Would you write out the entries below, every one of them, exactly?

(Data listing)
--- Begin ---

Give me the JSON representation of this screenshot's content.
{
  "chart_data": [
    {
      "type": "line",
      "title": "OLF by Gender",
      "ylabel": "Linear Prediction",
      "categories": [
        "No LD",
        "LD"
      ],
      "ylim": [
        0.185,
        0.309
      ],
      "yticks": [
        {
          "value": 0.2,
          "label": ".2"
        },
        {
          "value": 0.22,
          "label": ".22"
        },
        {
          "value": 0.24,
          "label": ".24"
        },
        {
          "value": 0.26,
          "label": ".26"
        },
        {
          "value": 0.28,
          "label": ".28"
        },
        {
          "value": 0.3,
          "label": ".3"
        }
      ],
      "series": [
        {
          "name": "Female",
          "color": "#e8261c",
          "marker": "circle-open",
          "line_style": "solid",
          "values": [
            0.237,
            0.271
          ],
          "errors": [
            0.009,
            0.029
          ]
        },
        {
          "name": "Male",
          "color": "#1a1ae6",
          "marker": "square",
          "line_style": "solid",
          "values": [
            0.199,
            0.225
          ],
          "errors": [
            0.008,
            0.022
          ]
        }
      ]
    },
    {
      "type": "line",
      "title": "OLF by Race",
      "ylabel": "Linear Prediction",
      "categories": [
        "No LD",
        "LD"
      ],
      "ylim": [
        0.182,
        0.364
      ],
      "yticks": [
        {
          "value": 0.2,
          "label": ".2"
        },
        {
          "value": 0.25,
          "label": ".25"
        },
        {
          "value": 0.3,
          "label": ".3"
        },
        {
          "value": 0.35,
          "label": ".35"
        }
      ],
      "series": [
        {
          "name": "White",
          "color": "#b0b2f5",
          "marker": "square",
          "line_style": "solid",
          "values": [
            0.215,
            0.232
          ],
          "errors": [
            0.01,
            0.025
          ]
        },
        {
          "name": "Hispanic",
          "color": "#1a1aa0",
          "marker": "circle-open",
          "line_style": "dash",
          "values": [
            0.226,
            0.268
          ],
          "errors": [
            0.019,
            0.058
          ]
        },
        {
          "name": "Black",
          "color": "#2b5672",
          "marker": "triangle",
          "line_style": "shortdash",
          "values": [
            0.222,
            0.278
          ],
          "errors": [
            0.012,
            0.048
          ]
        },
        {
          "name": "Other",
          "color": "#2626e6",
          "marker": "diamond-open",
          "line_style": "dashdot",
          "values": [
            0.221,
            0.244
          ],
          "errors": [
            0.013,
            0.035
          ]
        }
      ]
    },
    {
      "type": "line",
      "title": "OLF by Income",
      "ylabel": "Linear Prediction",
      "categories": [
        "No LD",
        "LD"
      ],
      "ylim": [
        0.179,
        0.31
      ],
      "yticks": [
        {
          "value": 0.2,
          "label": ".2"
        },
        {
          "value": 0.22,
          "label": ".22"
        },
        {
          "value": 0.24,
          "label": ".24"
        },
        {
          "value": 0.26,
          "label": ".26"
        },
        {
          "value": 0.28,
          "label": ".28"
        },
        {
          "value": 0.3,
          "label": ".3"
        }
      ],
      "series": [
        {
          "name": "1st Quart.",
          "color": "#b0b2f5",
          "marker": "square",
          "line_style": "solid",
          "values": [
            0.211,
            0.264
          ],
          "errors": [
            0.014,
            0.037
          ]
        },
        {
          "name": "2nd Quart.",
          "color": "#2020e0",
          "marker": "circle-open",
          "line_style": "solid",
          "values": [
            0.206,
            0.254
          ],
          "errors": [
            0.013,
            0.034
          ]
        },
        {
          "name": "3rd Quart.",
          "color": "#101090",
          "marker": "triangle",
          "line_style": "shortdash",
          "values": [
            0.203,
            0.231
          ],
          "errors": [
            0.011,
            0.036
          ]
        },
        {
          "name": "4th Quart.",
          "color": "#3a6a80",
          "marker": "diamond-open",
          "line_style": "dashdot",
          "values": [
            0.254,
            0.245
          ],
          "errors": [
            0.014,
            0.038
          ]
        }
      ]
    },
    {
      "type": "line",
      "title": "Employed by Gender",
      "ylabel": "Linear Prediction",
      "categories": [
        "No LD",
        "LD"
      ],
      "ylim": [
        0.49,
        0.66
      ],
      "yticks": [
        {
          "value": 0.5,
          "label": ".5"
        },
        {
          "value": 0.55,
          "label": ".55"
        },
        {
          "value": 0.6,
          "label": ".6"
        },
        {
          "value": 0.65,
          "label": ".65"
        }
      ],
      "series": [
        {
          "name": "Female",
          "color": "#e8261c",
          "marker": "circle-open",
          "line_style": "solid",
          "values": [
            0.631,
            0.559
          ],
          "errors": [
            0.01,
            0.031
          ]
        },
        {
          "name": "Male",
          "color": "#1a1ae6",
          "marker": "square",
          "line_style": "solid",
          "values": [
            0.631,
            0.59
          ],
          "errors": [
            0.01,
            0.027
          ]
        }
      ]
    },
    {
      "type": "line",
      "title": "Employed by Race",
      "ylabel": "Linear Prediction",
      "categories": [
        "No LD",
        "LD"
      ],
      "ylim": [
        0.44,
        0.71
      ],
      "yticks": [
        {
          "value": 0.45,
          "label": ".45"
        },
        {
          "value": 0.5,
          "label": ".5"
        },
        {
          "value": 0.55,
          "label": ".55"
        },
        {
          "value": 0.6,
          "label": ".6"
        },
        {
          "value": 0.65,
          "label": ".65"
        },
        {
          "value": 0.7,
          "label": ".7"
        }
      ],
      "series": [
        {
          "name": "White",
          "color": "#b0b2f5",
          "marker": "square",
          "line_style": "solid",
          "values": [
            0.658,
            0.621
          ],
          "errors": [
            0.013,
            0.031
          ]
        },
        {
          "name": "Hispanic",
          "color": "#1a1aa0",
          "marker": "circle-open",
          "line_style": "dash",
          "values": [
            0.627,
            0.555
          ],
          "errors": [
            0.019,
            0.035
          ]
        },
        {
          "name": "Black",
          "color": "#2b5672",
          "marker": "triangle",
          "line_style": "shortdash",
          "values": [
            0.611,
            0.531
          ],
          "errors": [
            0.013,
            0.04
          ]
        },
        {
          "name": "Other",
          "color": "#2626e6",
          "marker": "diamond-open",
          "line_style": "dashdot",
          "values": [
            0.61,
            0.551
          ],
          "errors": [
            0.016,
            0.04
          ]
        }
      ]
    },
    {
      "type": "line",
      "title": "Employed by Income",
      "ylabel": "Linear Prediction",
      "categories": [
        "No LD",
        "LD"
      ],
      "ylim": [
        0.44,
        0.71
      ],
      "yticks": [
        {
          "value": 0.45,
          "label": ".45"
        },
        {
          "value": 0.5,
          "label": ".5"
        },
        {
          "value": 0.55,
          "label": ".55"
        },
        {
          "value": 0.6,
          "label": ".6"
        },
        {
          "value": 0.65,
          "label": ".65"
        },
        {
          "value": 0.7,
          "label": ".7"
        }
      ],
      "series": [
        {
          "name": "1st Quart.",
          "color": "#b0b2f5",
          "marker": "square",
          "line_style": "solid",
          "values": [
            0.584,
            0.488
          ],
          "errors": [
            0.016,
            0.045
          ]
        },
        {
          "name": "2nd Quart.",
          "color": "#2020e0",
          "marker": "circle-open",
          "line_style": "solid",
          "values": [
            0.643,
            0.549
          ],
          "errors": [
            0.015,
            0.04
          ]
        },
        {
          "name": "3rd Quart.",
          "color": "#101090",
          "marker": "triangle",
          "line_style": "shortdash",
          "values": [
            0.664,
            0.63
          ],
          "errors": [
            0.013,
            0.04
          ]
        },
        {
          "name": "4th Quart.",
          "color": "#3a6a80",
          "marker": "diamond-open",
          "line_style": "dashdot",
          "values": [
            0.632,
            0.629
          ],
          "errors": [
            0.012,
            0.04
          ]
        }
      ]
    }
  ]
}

--- End ---

## RESULT
Give me the JSON representation of this screenshot's content.
{
  "chart_data": [
    {
      "type": "line",
      "title": "OLF by Gender",
      "ylabel": "Linear Prediction",
      "categories": [
        "No LD",
        "LD"
      ],
      "ylim": [
        0.185,
        0.309
      ],
      "yticks": [
        {
          "value": 0.2,
          "label": ".2"
        },
        {
          "value": 0.22,
          "label": ".22"
        },
        {
          "value": 0.24,
          "label": ".24"
        },
        {
          "value": 0.26,
          "label": ".26"
        },
        {
          "value": 0.28,
          "label": ".28"
        },
        {
          "value": 0.3,
          "label": ".3"
        }
      ],
      "series": [
        {
          "name": "Female",
          "color": "#e8261c",
          "marker": "circle-open",
          "line_style": "solid",
          "values": [
            0.237,
            0.271
          ],
          "errors": [
            0.009,
            0.029
          ]
        },
        {
          "name": "Male",
          "color": "#1a1ae6",
          "marker": "square",
          "line_style": "solid",
          "values": [
            0.199,
            0.225
          ],
          "errors": [
            0.008,
            0.022
          ]
        }
      ]
    },
    {
      "type": "line",
      "title": "OLF by Race",
      "ylabel": "Linear Prediction",
      "categories": [
        "No LD",
        "LD"
      ],
      "ylim": [
        0.182,
        0.364
      ],
      "yticks": [
        {
          "value": 0.2,
          "label": ".2"
        },
        {
          "value": 0.25,
          "label": ".25"
        },
        {
          "value": 0.3,
          "label": ".3"
        },
        {
          "value": 0.35,
          "label": ".35"
        }
      ],
      "series": [
        {
          "name": "White",
          "color": "#b0b2f5",
          "marker": "square",
          "line_style": "solid",
          "values": [
            0.215,
            0.232
          ],
          "errors": [
            0.01,
            0.025
          ]
        },
        {
          "name": "Hispanic",
          "color": "#1a1aa0",
          "marker": "circle-open",
          "line_style": "dash",
          "values": [
            0.226,
            0.268
          ],
          "errors": [
            0.019,
            0.058
          ]
        },
        {
          "name": "Black",
          "color": "#2b5672",
          "marker": "triangle",
          "line_style": "shortdash",
          "values": [
            0.222,
            0.278
          ],
          "errors": [
            0.012,
            0.048
          ]
        },
        {
          "name": "Other",
          "color": "#2626e6",
          "marker": "diamond-open",
          "line_style": "dashdot",
          "values": [
            0.221,
            0.244
          ],
          "errors": [
            0.013,
            0.035
          ]
        }
      ]
    },
    {
      "type": "line",
      "title": "OLF by Income",
      "ylabel": "Linear Prediction",
      "categories": [
        "No LD",
        "LD"
      ],
      "ylim": [
        0.179,
        0.31
      ],
      "yticks": [
        {
          "value": 0.2,
          "label": ".2"
        },
        {
          "value": 0.22,
          "label": ".22"
        },
        {
          "value": 0.24,
          "label": ".24"
        },
        {
          "value": 0.26,
          "label": ".26"
        },
        {
          "value": 0.28,
          "label": ".28"
        },
        {
          "value": 0.3,
          "label": ".3"
        }
      ],
      "series": [
        {
          "name": "1st Quart.",
          "color": "#b0b2f5",
          "marker": "square",
          "line_style": "solid",
          "values": [
            0.211,
            0.264
          ],
          "errors": [
            0.014,
            0.037
          ]
        },
        {
          "name": "2nd Quart.",
          "color": "#2020e0",
          "marker": "circle-open",
          "line_style": "solid",
          "values": [
            0.206,
            0.254
          ],
          "errors": [
            0.013,
            0.034
          ]
        },
        {
          "name": "3rd Quart.",
          "color": "#101090",
          "marker": "triangle",
          "line_style": "shortdash",
          "values": [
            0.203,
            0.231
          ],
          "errors": [
            0.011,
            0.036
          ]
        },
        {
          "name": "4th Quart.",
          "color": "#3a6a80",
          "marker": "diamond-open",
          "line_style": "dashdot",
          "values": [
            0.254,
            0.245
          ],
          "errors": [
            0.014,
            0.038
          ]
        }
      ]
    },
    {
      "type": "line",
      "title": "Employed by Gender",
      "ylabel": "Linear Prediction",
      "categories": [
        "No LD",
        "LD"
      ],
      "ylim": [
        0.49,
        0.66
      ],
      "yticks": [
        {
          "value": 0.5,
          "label": ".5"
        },
        {
          "value": 0.55,
          "label": ".55"
        },
        {
          "value": 0.6,
          "label": ".6"
        },
        {
          "value": 0.65,
          "label": ".65"
        }
      ],
      "series": [
        {
          "name": "Female",
          "color": "#e8261c",
          "marker": "circle-open",
          "line_style": "solid",
          "values": [
            0.631,
            0.559
          ],
          "errors": [
            0.01,
            0.031
          ]
        },
        {
          "name": "Male",
          "color": "#1a1ae6",
          "marker": "square",
          "line_style": "solid",
          "values": [
            0.631,
            0.59
          ],
          "errors": [
            0.01,
            0.027
          ]
        }
      ]
    },
    {
      "type": "line",
      "title": "Employed by Race",
      "ylabel": "Linear Prediction",
      "categories": [
        "No LD",
        "LD"
      ],
      "ylim": [
        0.44,
        0.71
      ],
      "yticks": [
        {
          "value": 0.45,
          "label": ".45"
        },
        {
          "value": 0.5,
          "label": ".5"
        },
        {
          "value": 0.55,
          "label": ".55"
        },
        {
          "value": 0.6,
          "label": ".6"
        },
        {
          "value": 0.65,
          "label": ".65"
        },
        {
          "value": 0.7,
          "label": ".7"
        }
      ],
      "series": [
        {
          "name": "White",
          "color": "#b0b2f5",
          "marker": "square",
          "line_style": "solid",
          "values": [
            0.658,
            0.621
          ],
          "errors": [
            0.013,
            0.031
          ]
        },
        {
          "name": "Hispanic",
          "color": "#1a1aa0",
          "marker": "circle-open",
          "line_style": "dash",
          "values": [
            0.627,
            0.555
          ],
          "errors": [
            0.019,
            0.035
          ]
        },
        {
          "name": "Black",
          "color": "#2b5672",
          "marker": "triangle",
          "line_style": "shortdash",
          "values": [
            0.611,
            0.531
          ],
          "errors": [
            0.013,
            0.04
          ]
        },
        {
          "name": "Other",
          "color": "#2626e6",
          "marker": "diamond-open",
          "line_style": "dashdot",
          "values": [
            0.61,
            0.551
          ],
          "errors": [
            0.016,
            0.04
          ]
        }
      ]
    },
    {
      "type": "line",
      "title": "Employed by Income",
      "ylabel": "Linear Prediction",
      "categories": [
        "No LD",
        "LD"
      ],
      "ylim": [
        0.44,
        0.71
      ],
      "yticks": [
        {
          "value": 0.45,
          "label": ".45"
        },
        {
          "value": 0.5,
          "label": ".5"
        },
        {
          "value": 0.55,
          "label": ".55"
        },
        {
          "value": 0.6,
          "label": ".6"
        },
        {
          "value": 0.65,
          "label": ".65"
        },
        {
          "value": 0.7,
          "label": ".7"
        }
      ],
      "series": [
        {
          "name": "1st Quart.",
          "color": "#b0b2f5",
          "marker": "square",
          "line_style": "solid",
          "values": [
            0.584,
            0.488
          ],
          "errors": [
            0.016,
            0.045
          ]
        },
        {
          "name": "2nd Quart.",
          "color": "#2020e0",
          "marker": "circle-open",
          "line_style": "solid",
          "values": [
            0.643,
            0.549
          ],
          "errors": [
            0.015,
            0.04
          ]
        },
        {
          "name": "3rd Quart.",
          "color": "#101090",
          "marker": "triangle",
          "line_style": "shortdash",
          "values": [
            0.664,
            0.63
          ],
          "errors": [
            0.013,
            0.04
          ]
        },
        {
          "name": "4th Quart.",
          "color": "#3a6a80",
          "marker": "diamond-open",
          "line_style": "dashdot",
          "values": [
            0.632,
            0.629
          ],
          "errors": [
            0.012,
            0.04
          ]
        }
      ]
    }
  ]
}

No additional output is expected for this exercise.